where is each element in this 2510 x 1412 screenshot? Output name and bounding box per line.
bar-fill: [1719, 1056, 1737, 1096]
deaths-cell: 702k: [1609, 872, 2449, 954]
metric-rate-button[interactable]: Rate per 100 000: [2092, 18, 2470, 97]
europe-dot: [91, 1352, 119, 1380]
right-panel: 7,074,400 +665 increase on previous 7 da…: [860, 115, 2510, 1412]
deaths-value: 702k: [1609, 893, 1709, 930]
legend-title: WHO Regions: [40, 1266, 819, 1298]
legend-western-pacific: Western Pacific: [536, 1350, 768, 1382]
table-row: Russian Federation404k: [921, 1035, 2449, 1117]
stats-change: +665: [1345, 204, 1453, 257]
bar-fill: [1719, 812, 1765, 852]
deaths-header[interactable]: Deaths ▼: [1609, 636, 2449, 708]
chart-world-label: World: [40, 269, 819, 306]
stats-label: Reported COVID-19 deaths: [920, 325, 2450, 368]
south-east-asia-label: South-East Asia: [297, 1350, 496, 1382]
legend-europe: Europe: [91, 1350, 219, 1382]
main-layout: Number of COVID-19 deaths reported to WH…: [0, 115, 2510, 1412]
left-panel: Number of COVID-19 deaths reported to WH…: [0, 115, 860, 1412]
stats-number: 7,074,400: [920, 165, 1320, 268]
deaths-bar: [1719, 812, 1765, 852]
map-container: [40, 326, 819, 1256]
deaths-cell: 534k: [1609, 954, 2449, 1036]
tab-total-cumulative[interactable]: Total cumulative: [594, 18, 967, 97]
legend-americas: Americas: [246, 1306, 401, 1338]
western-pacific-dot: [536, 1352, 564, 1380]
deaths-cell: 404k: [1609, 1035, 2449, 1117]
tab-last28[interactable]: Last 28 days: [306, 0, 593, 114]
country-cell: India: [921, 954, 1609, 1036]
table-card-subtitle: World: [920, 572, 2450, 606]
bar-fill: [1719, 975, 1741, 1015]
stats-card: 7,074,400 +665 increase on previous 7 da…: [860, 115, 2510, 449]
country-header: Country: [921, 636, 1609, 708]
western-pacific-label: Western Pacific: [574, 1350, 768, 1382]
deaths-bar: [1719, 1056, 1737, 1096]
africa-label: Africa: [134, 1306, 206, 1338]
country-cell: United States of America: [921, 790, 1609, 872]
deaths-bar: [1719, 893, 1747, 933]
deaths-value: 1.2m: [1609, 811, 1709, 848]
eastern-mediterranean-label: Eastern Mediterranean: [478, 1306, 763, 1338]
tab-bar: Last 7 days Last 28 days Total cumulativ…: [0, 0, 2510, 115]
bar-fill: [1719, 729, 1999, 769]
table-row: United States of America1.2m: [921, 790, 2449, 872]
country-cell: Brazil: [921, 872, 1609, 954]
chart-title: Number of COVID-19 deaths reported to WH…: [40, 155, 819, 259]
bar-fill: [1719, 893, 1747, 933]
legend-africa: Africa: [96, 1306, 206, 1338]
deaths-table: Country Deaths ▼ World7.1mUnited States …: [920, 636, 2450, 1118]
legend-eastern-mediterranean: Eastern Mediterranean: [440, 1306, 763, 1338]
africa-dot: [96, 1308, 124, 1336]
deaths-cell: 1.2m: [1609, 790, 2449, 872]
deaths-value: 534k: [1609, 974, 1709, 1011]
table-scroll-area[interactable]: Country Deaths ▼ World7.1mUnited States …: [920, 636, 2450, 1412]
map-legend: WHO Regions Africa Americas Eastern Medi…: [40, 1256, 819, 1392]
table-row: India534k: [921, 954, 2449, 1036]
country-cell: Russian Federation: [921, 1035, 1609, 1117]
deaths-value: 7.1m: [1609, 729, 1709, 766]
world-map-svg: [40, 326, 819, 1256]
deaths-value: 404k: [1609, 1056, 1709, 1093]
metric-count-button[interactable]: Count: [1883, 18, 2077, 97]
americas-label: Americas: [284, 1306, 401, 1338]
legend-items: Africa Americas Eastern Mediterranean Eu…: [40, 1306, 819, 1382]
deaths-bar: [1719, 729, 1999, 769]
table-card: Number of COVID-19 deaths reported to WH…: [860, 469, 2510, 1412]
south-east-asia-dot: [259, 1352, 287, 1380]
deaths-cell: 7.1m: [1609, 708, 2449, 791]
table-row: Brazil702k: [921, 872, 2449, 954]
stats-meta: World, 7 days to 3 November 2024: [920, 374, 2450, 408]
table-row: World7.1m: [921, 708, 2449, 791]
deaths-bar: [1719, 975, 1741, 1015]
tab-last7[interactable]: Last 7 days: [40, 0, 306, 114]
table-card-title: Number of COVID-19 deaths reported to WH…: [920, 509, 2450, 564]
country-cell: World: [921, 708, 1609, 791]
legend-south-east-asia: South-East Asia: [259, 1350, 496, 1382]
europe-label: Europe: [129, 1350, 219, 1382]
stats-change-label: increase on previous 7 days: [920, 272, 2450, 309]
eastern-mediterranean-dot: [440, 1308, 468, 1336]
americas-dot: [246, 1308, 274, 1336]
== == ==
WRITTEN TASK => Reproduce every line of the records above verbatim, with no changes.

ANSWER TO THIS TASK =>
where is each element in this 2510 x 1412 screenshot? Output name and bounding box per line.
bar-fill: [1719, 1056, 1737, 1096]
deaths-cell: 702k: [1609, 872, 2449, 954]
metric-rate-button[interactable]: Rate per 100 000: [2092, 18, 2470, 97]
europe-dot: [91, 1352, 119, 1380]
right-panel: 7,074,400 +665 increase on previous 7 da…: [860, 115, 2510, 1412]
deaths-value: 702k: [1609, 893, 1709, 930]
legend-title: WHO Regions: [40, 1266, 819, 1298]
legend-western-pacific: Western Pacific: [536, 1350, 768, 1382]
table-row: Russian Federation404k: [921, 1035, 2449, 1117]
stats-change: +665: [1345, 204, 1453, 257]
bar-fill: [1719, 812, 1765, 852]
deaths-header[interactable]: Deaths ▼: [1609, 636, 2449, 708]
chart-world-label: World: [40, 269, 819, 306]
stats-label: Reported COVID-19 deaths: [920, 325, 2450, 368]
south-east-asia-label: South-East Asia: [297, 1350, 496, 1382]
legend-europe: Europe: [91, 1350, 219, 1382]
main-layout: Number of COVID-19 deaths reported to WH…: [0, 115, 2510, 1412]
left-panel: Number of COVID-19 deaths reported to WH…: [0, 115, 860, 1412]
stats-number: 7,074,400: [920, 165, 1320, 268]
deaths-bar: [1719, 812, 1765, 852]
map-container: [40, 326, 819, 1256]
deaths-cell: 534k: [1609, 954, 2449, 1036]
tab-total-cumulative[interactable]: Total cumulative: [594, 18, 967, 97]
legend-americas: Americas: [246, 1306, 401, 1338]
western-pacific-dot: [536, 1352, 564, 1380]
deaths-cell: 404k: [1609, 1035, 2449, 1117]
tab-last28[interactable]: Last 28 days: [306, 0, 593, 114]
country-cell: India: [921, 954, 1609, 1036]
table-card-subtitle: World: [920, 572, 2450, 606]
bar-fill: [1719, 975, 1741, 1015]
stats-card: 7,074,400 +665 increase on previous 7 da…: [860, 115, 2510, 449]
country-header: Country: [921, 636, 1609, 708]
western-pacific-label: Western Pacific: [574, 1350, 768, 1382]
deaths-bar: [1719, 1056, 1737, 1096]
africa-label: Africa: [134, 1306, 206, 1338]
country-cell: United States of America: [921, 790, 1609, 872]
deaths-bar: [1719, 893, 1747, 933]
deaths-value: 1.2m: [1609, 811, 1709, 848]
eastern-mediterranean-label: Eastern Mediterranean: [478, 1306, 763, 1338]
tab-bar: Last 7 days Last 28 days Total cumulativ…: [0, 0, 2510, 115]
bar-fill: [1719, 729, 1999, 769]
table-row: United States of America1.2m: [921, 790, 2449, 872]
country-cell: Brazil: [921, 872, 1609, 954]
chart-title: Number of COVID-19 deaths reported to WH…: [40, 155, 819, 259]
bar-fill: [1719, 893, 1747, 933]
legend-africa: Africa: [96, 1306, 206, 1338]
deaths-table: Country Deaths ▼ World7.1mUnited States …: [920, 636, 2450, 1118]
legend-eastern-mediterranean: Eastern Mediterranean: [440, 1306, 763, 1338]
africa-dot: [96, 1308, 124, 1336]
deaths-cell: 1.2m: [1609, 790, 2449, 872]
deaths-value: 534k: [1609, 974, 1709, 1011]
table-scroll-area[interactable]: Country Deaths ▼ World7.1mUnited States …: [920, 636, 2450, 1412]
map-legend: WHO Regions Africa Americas Eastern Medi…: [40, 1256, 819, 1392]
table-row: India534k: [921, 954, 2449, 1036]
country-cell: Russian Federation: [921, 1035, 1609, 1117]
deaths-value: 7.1m: [1609, 729, 1709, 766]
world-map-svg: [40, 326, 819, 1256]
deaths-value: 404k: [1609, 1056, 1709, 1093]
metric-count-button[interactable]: Count: [1883, 18, 2077, 97]
americas-label: Americas: [284, 1306, 401, 1338]
legend-items: Africa Americas Eastern Mediterranean Eu…: [40, 1306, 819, 1382]
deaths-bar: [1719, 729, 1999, 769]
table-card: Number of COVID-19 deaths reported to WH…: [860, 469, 2510, 1412]
south-east-asia-dot: [259, 1352, 287, 1380]
deaths-cell: 7.1m: [1609, 708, 2449, 791]
table-row: Brazil702k: [921, 872, 2449, 954]
stats-meta: World, 7 days to 3 November 2024: [920, 374, 2450, 408]
table-row: World7.1m: [921, 708, 2449, 791]
deaths-bar: [1719, 975, 1741, 1015]
tab-last7[interactable]: Last 7 days: [40, 0, 306, 114]
table-card-title: Number of COVID-19 deaths reported to WH…: [920, 509, 2450, 564]
country-cell: World: [921, 708, 1609, 791]
legend-south-east-asia: South-East Asia: [259, 1350, 496, 1382]
europe-label: Europe: [129, 1350, 219, 1382]
stats-change-label: increase on previous 7 days: [920, 272, 2450, 309]
eastern-mediterranean-dot: [440, 1308, 468, 1336]
americas-dot: [246, 1308, 274, 1336]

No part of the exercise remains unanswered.